WHAT IS NEEDED –
Locate and copy all lines bearing the word "документа".
-- start of EXERCISE INPUT --
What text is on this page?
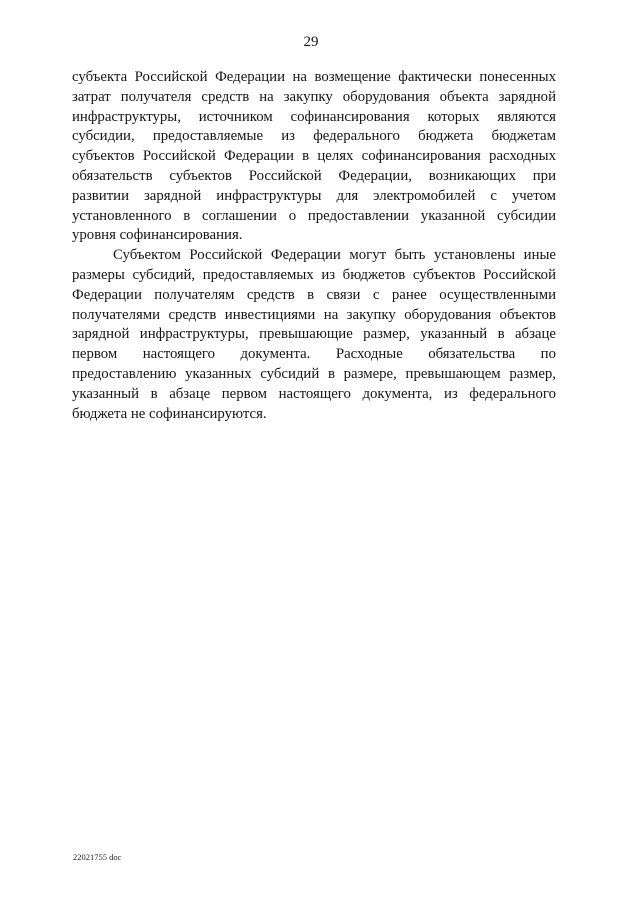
29
субъекта Российской Федерации на возмещение фактически понесенных
затрат получателя средств на закупку оборудования объекта зарядной
инфраструктуры, источником софинансирования которых являются
субсидии, предоставляемые из федерального бюджета бюджетам
субъектов Российской Федерации в целях софинансирования расходных
обязательств субъектов Российской Федерации, возникающих при
развитии зарядной инфраструктуры для электромобилей с учетом
установленного в соглашении о предоставлении указанной субсидии
уровня софинансирования.
Субъектом Российской Федерации могут быть установлены иные
размеры субсидий, предоставляемых из бюджетов субъектов Российской
Федерации получателям средств в связи с ранее осуществленными
получателями средств инвестициями на закупку оборудования объектов
зарядной инфраструктуры, превышающие размер, указанный в абзаце
первом настоящего документа. Расходные обязательства по
предоставлению указанных субсидий в размере, превышающем размер,
указанный в абзаце первом настоящего документа, из федерального
бюджета не софинансируются.
22021755 doc
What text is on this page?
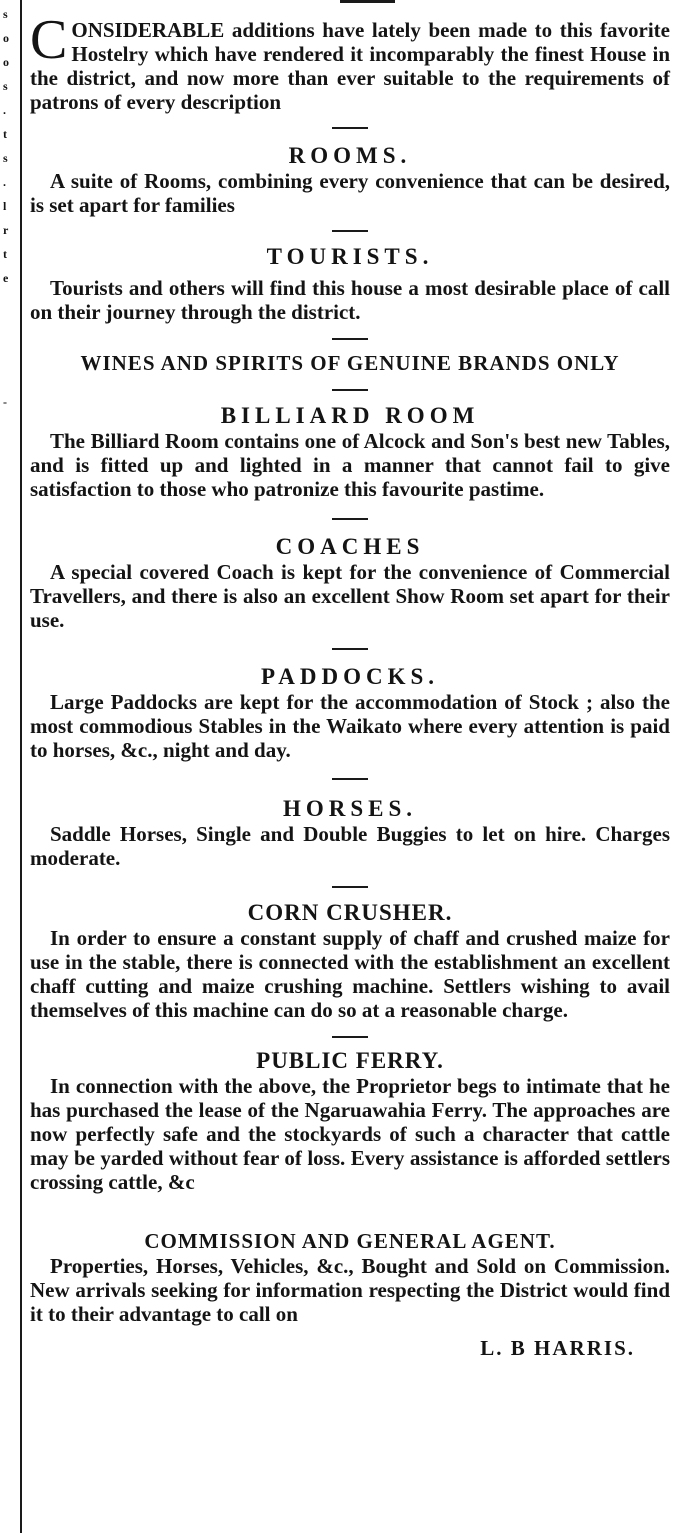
s
o
o
s
.
t
s
.
l
r
t
e
-

CONSIDERABLE additions have lately been made to this favorite Hostelry which have rendered it incomparably the finest House in the district, and now more than ever suitable to the requirements of patrons of every description

ROOMS.

A suite of Rooms, combining every convenience that can be desired, is set apart for families

TOURISTS.

Tourists and others will find this house a most desirable place of call on their journey through the district.

WINES AND SPIRITS OF GENUINE BRANDS ONLY
BILLIARD ROOM

The Billiard Room contains one of Alcock and Son's best new Tables, and is fitted up and lighted in a manner that cannot fail to give satisfaction to those who patronize this favourite pastime.

COACHES

A special covered Coach is kept for the convenience of Commercial Travellers, and there is also an excellent Show Room set apart for their use.

PADDOCKS.

Large Paddocks are kept for the accommodation of Stock ; also the most commodious Stables in the Waikato where every attention is paid to horses, &c., night and day.

HORSES.

Saddle Horses, Single and Double Buggies to let on hire. Charges moderate.

CORN CRUSHER.

In order to ensure a constant supply of chaff and crushed maize for use in the stable, there is connected with the establishment an excellent chaff cutting and maize crushing machine. Settlers wishing to avail themselves of this machine can do so at a reasonable charge.

PUBLIC FERRY.

In connection with the above, the Proprietor begs to intimate that he has purchased the lease of the Ngaruawahia Ferry. The approaches are now perfectly safe and the stockyards of such a character that cattle may be yarded without fear of loss. Every assistance is afforded settlers crossing cattle, &c

COMMISSION AND GENERAL AGENT.

Properties, Horses, Vehicles, &c., Bought and Sold on Commission. New arrivals seeking for information respecting the District would find it to their advantage to call on

L. B HARRIS.
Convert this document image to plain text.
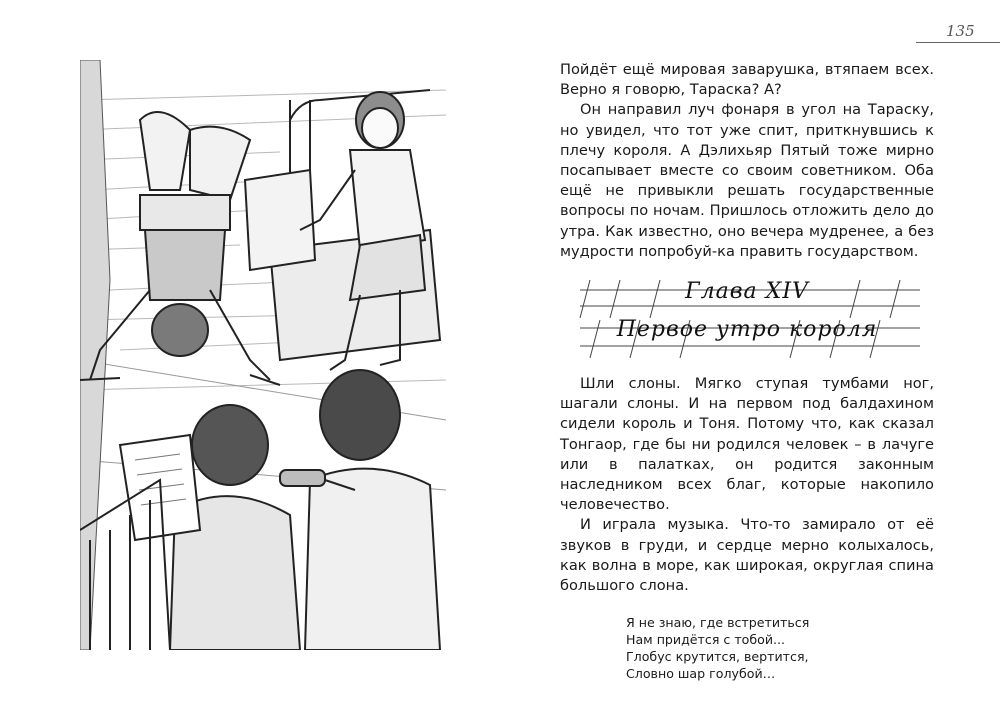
135

Пойдёт ещё мировая заварушка, втяпаем всех. Верно я говорю, Тараска? А?

Он направил луч фонаря в угол на Тараску, но увидел, что тот уже спит, приткнувшись к плечу короля. А Дэлихьяр Пятый тоже мирно посапывает вместе со своим советником. Оба ещё не привыкли решать государственные вопросы по ночам. Пришлось отложить дело до утра. Как известно, оно вечера мудренее, а без мудрости попробуй-ка править государством.

Глава XIV
Первое утро короля

Шли слоны. Мягко ступая тумбами ног, шагали слоны. И на первом под балдахином сидели король и Тоня. Потому что, как сказал Тонгаор, где бы ни родился человек – в лачуге или в палатках, он родится законным наследником всех благ, которые накопило человечество.

И играла музыка. Что-то замирало от её звуков в груди, и сердце мерно колыхалось, как волна в море, как широкая, округлая спина большого слона.

Я не знаю, где встретиться
Нам придётся с тобой...
Глобус крутится, вертится,
Словно шар голубой…
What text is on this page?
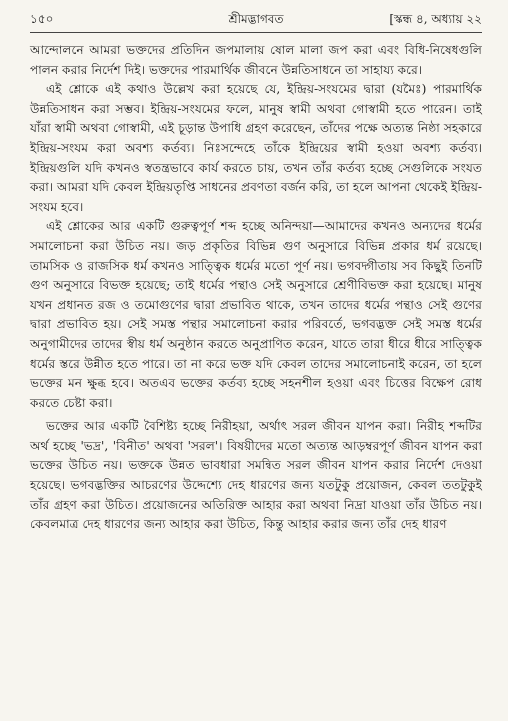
১৫০	শ্রীমদ্ভাগবত	[স্কন্ধ ৪, অধ্যায় ২২

আন্দোলনে আমরা ভক্তদের প্রতিদিন জপমালায় ষোল মালা জপ করা এবং বিধি-নিষেধগুলি পালন করার নির্দেশ দিই। ভক্তদের পারমার্থিক জীবনে উন্নতিসাধনে তা সাহায্য করে।

এই শ্লোকে এই কথাও উল্লেখ করা হয়েছে যে, ইন্দ্রিয়-সংযমের দ্বারা (যমৈঃ) পারমার্থিক উন্নতিসাধন করা সম্ভব। ইন্দ্রিয়-সংযমের ফলে, মানুষ স্বামী অথবা গোস্বামী হতে পারেন। তাই যাঁরা স্বামী অথবা গোস্বামী, এই চূড়ান্ত উপাধি গ্রহণ করেছেন, তাঁদের পক্ষে অত্যন্ত নিষ্ঠা সহকারে ইন্দ্রিয়-সংযম করা অবশ্য কর্তব্য। নিঃসন্দেহে তাঁকে ইন্দ্রিয়ের স্বামী হওয়া অবশ্য কর্তব্য। ইন্দ্রিয়গুলি যদি কখনও স্বতন্ত্রভাবে কার্য করতে চায়, তখন তাঁর কর্তব্য হচ্ছে সেগুলিকে সংযত করা। আমরা যদি কেবল ইন্দ্রিয়তৃপ্তি সাধনের প্রবণতা বর্জন করি, তা হলে আপনা থেকেই ইন্দ্রিয়-সংযম হবে।

এই শ্লোকের আর একটি গুরুত্বপূর্ণ শব্দ হচ্ছে অনিন্দয়া—আমাদের কখনও অন্যদের ধর্মের সমালোচনা করা উচিত নয়। জড় প্রকৃতির বিভিন্ন গুণ অনুসারে বিভিন্ন প্রকার ধর্ম রয়েছে। তামসিক ও রাজসিক ধর্ম কখনও সাত্ত্বিক ধর্মের মতো পূর্ণ নয়। ভগবদ্গীতায় সব কিছুই তিনটি গুণ অনুসারে বিভক্ত হয়েছে; তাই ধর্মের পন্থাও সেই অনুসারে শ্রেণীবিভক্ত করা হয়েছে। মানুষ যখন প্রধানত রজ ও তমোগুণের দ্বারা প্রভাবিত থাকে, তখন তাদের ধর্মের পন্থাও সেই গুণের দ্বারা প্রভাবিত হয়। সেই সমস্ত পন্থার সমালোচনা করার পরিবর্তে, ভগবদ্ভক্ত সেই সমস্ত ধর্মের অনুগামীদের তাদের স্বীয় ধর্ম অনুষ্ঠান করতে অনুপ্রাণিত করেন, যাতে তারা ধীরে ধীরে সাত্ত্বিক ধর্মের স্তরে উন্নীত হতে পারে। তা না করে ভক্ত যদি কেবল তাদের সমালোচনাই করেন, তা হলে ভক্তের মন ক্ষুব্ধ হবে। অতএব ভক্তের কর্তব্য হচ্ছে সহনশীল হওয়া এবং চিত্তের বিক্ষেপ রোধ করতে চেষ্টা করা।

ভক্তের আর একটি বৈশিষ্ট্য হচ্ছে নিরীহয়া, অর্থাৎ সরল জীবন যাপন করা। নিরীহ শব্দটির অর্থ হচ্ছে 'ভদ্র', 'বিনীত' অথবা 'সরল'। বিষয়ীদের মতো অত্যন্ত আড়ম্বরপূর্ণ জীবন যাপন করা ভক্তের উচিত নয়। ভক্তকে উন্নত ভাবধারা সমন্বিত সরল জীবন যাপন করার নির্দেশ দেওয়া হয়েছে। ভগবদ্ভক্তির আচরণের উদ্দেশ্যে দেহ ধারণের জন্য যতটুকু প্রয়োজন, কেবল ততটুকুই তাঁর গ্রহণ করা উচিত। প্রয়োজনের অতিরিক্ত আহার করা অথবা নিদ্রা যাওয়া তাঁর উচিত নয়। কেবলমাত্র দেহ ধারণের জন্য আহার করা উচিত, কিন্তু আহার করার জন্য তাঁর দেহ ধারণ
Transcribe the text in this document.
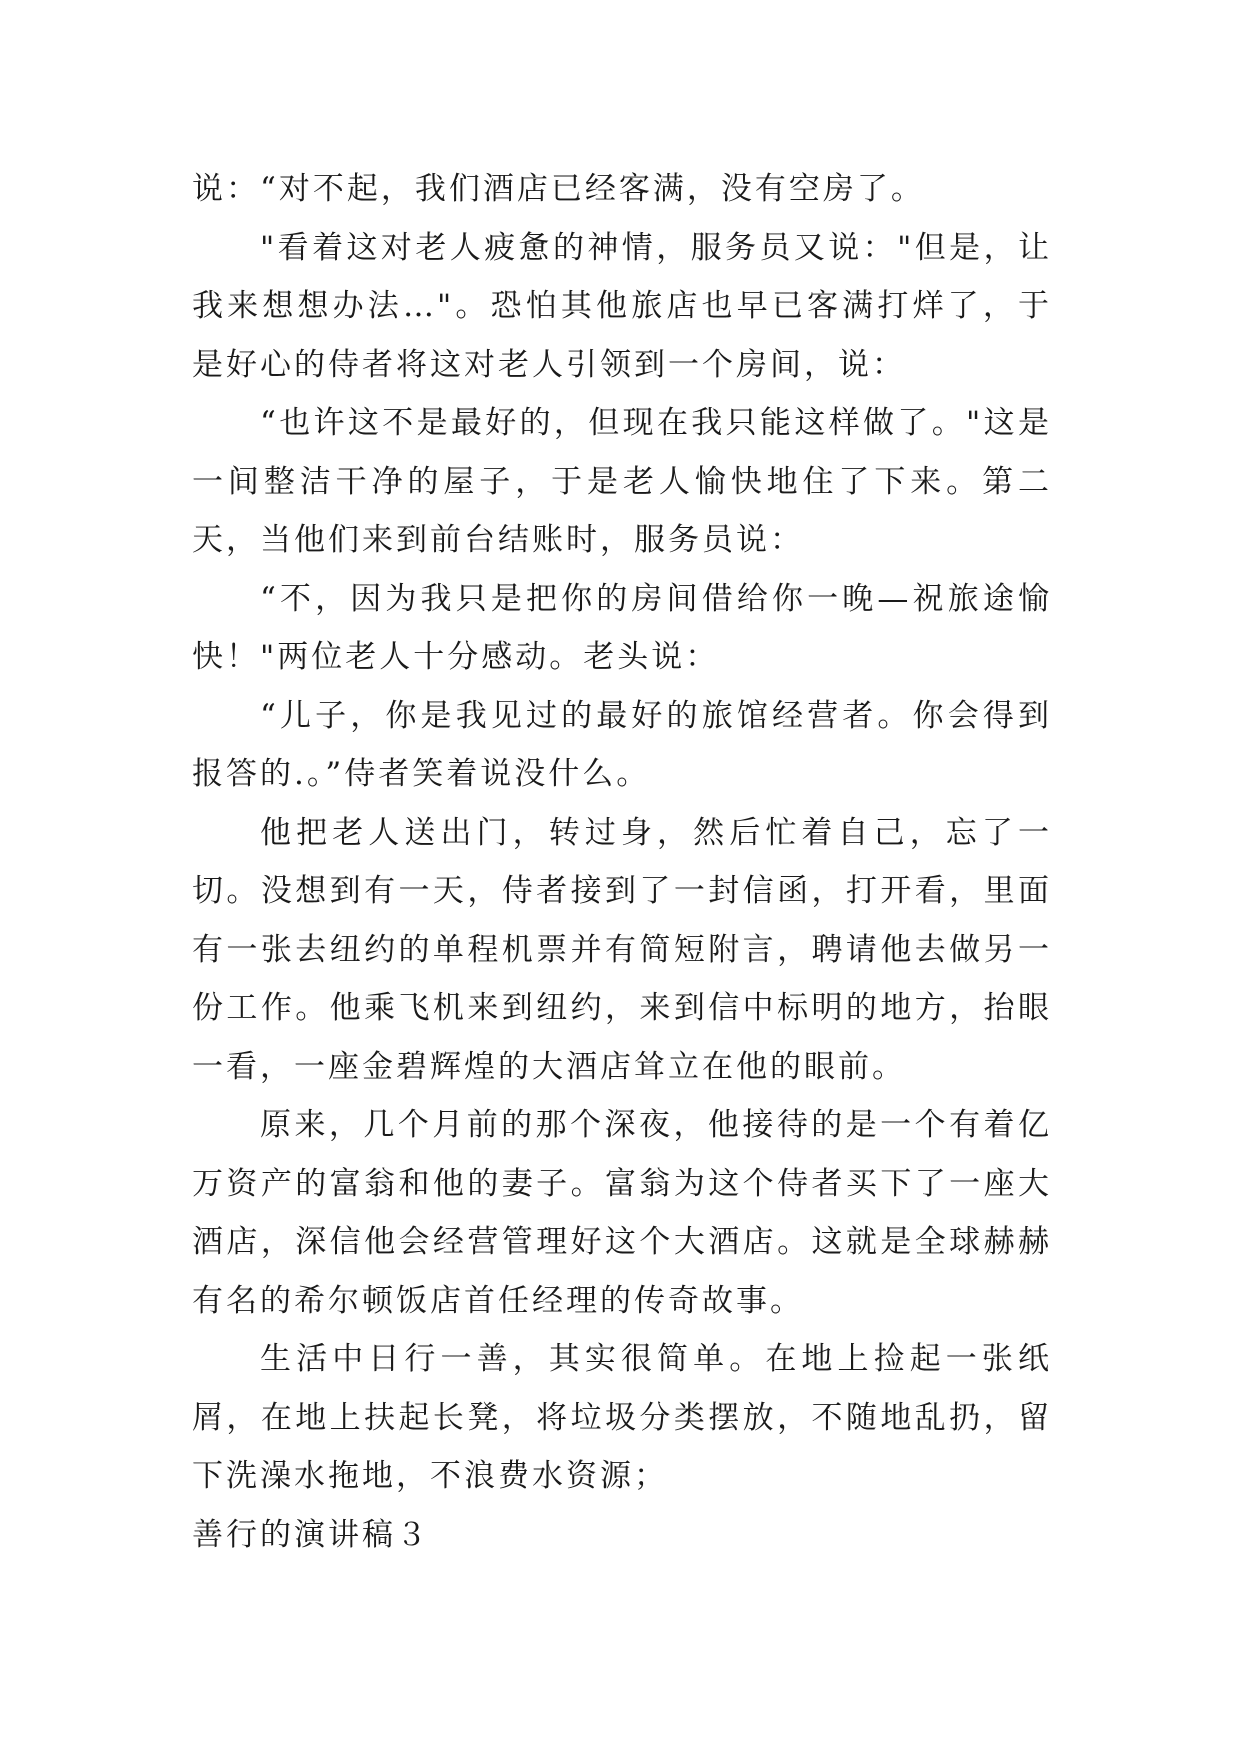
说：“对不起，我们酒店已经客满，没有空房了。

"看着这对老人疲惫的神情，服务员又说："但是，让我来想想办法…"。恐怕其他旅店也早已客满打烊了，于是好心的侍者将这对老人引领到一个房间，说：

“也许这不是最好的，但现在我只能这样做了。"这是一间整洁干净的屋子，于是老人愉快地住了下来。第二天，当他们来到前台结账时，服务员说：

“不，因为我只是把你的房间借给你一晚—祝旅途愉快！"两位老人十分感动。老头说：

“儿子，你是我见过的最好的旅馆经营者。你会得到报答的.。”侍者笑着说没什么。

他把老人送出门，转过身，然后忙着自己，忘了一切。没想到有一天，侍者接到了一封信函，打开看，里面有一张去纽约的单程机票并有简短附言，聘请他去做另一份工作。他乘飞机来到纽约，来到信中标明的地方，抬眼一看，一座金碧辉煌的大酒店耸立在他的眼前。

原来，几个月前的那个深夜，他接待的是一个有着亿万资产的富翁和他的妻子。富翁为这个侍者买下了一座大酒店，深信他会经营管理好这个大酒店。这就是全球赫赫有名的希尔顿饭店首任经理的传奇故事。

生活中日行一善，其实很简单。在地上捡起一张纸屑，在地上扶起长凳，将垃圾分类摆放，不随地乱扔，留下洗澡水拖地，不浪费水资源；

善行的演讲稿３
-- end of EXERCISE INPUT --
EXERCISE RESULT –
первом настоящего документа. Расходные обязательства по
указанный в абзаце первом настоящего документа, из федерального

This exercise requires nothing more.